## Written task
Exactly repeat the full listing that follows.

## Given records
:::::

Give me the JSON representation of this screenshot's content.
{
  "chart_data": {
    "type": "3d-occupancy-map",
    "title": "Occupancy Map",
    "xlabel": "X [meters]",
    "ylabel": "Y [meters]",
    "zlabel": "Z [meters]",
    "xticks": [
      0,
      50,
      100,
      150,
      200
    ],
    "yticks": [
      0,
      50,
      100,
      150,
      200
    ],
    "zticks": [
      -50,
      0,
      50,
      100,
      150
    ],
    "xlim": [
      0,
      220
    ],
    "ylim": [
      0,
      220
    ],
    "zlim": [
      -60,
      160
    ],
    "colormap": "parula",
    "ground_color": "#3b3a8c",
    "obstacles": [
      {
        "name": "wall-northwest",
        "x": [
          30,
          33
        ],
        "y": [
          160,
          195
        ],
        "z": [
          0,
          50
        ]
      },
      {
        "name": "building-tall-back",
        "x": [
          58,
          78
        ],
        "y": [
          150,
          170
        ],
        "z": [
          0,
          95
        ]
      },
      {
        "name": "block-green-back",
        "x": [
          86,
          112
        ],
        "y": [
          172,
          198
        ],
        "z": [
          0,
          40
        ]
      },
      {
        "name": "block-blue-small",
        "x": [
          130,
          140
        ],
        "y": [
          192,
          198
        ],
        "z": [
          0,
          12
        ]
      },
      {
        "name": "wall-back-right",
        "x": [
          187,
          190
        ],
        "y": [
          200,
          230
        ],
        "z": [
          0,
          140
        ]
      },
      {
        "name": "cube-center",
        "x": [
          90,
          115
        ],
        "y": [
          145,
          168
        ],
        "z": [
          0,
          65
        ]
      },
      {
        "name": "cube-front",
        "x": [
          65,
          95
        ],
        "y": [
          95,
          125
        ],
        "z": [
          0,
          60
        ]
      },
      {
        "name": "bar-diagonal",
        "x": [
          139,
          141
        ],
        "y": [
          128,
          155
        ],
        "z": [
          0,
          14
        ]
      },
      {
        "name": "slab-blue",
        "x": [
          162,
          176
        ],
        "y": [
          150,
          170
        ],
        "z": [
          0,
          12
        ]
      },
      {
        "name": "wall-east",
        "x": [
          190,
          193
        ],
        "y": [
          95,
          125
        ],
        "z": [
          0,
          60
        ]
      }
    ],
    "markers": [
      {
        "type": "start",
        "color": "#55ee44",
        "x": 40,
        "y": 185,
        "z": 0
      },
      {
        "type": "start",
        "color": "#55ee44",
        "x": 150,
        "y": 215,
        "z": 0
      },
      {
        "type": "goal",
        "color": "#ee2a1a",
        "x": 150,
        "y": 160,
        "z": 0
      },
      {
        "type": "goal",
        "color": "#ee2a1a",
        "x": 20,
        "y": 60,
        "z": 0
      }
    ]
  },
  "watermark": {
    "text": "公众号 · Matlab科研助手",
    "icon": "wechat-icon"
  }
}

:::::

## Exercise output
Give me the JSON representation of this screenshot's content.
{
  "chart_data": {
    "type": "3d-occupancy-map",
    "title": "Occupancy Map",
    "xlabel": "X [meters]",
    "ylabel": "Y [meters]",
    "zlabel": "Z [meters]",
    "xticks": [
      0,
      50,
      100,
      150,
      200
    ],
    "yticks": [
      0,
      50,
      100,
      150,
      200
    ],
    "zticks": [
      -50,
      0,
      50,
      100,
      150
    ],
    "xlim": [
      0,
      220
    ],
    "ylim": [
      0,
      220
    ],
    "zlim": [
      -60,
      160
    ],
    "colormap": "parula",
    "ground_color": "#3b3a8c",
    "obstacles": [
      {
        "name": "wall-northwest",
        "x": [
          30,
          33
        ],
        "y": [
          160,
          195
        ],
        "z": [
          0,
          50
        ]
      },
      {
        "name": "building-tall-back",
        "x": [
          58,
          78
        ],
        "y": [
          150,
          170
        ],
        "z": [
          0,
          95
        ]
      },
      {
        "name": "block-green-back",
        "x": [
          86,
          112
        ],
        "y": [
          172,
          198
        ],
        "z": [
          0,
          40
        ]
      },
      {
        "name": "block-blue-small",
        "x": [
          130,
          140
        ],
        "y": [
          192,
          198
        ],
        "z": [
          0,
          12
        ]
      },
      {
        "name": "wall-back-right",
        "x": [
          187,
          190
        ],
        "y": [
          200,
          230
        ],
        "z": [
          0,
          140
        ]
      },
      {
        "name": "cube-center",
        "x": [
          90,
          115
        ],
        "y": [
          145,
          168
        ],
        "z": [
          0,
          65
        ]
      },
      {
        "name": "cube-front",
        "x": [
          65,
          95
        ],
        "y": [
          95,
          125
        ],
        "z": [
          0,
          60
        ]
      },
      {
        "name": "bar-diagonal",
        "x": [
          139,
          141
        ],
        "y": [
          128,
          155
        ],
        "z": [
          0,
          14
        ]
      },
      {
        "name": "slab-blue",
        "x": [
          162,
          176
        ],
        "y": [
          150,
          170
        ],
        "z": [
          0,
          12
        ]
      },
      {
        "name": "wall-east",
        "x": [
          190,
          193
        ],
        "y": [
          95,
          125
        ],
        "z": [
          0,
          60
        ]
      }
    ],
    "markers": [
      {
        "type": "start",
        "color": "#55ee44",
        "x": 40,
        "y": 185,
        "z": 0
      },
      {
        "type": "start",
        "color": "#55ee44",
        "x": 150,
        "y": 215,
        "z": 0
      },
      {
        "type": "goal",
        "color": "#ee2a1a",
        "x": 150,
        "y": 160,
        "z": 0
      },
      {
        "type": "goal",
        "color": "#ee2a1a",
        "x": 20,
        "y": 60,
        "z": 0
      }
    ]
  },
  "watermark": {
    "text": "公众号 · Matlab科研助手",
    "icon": "wechat-icon"
  }
}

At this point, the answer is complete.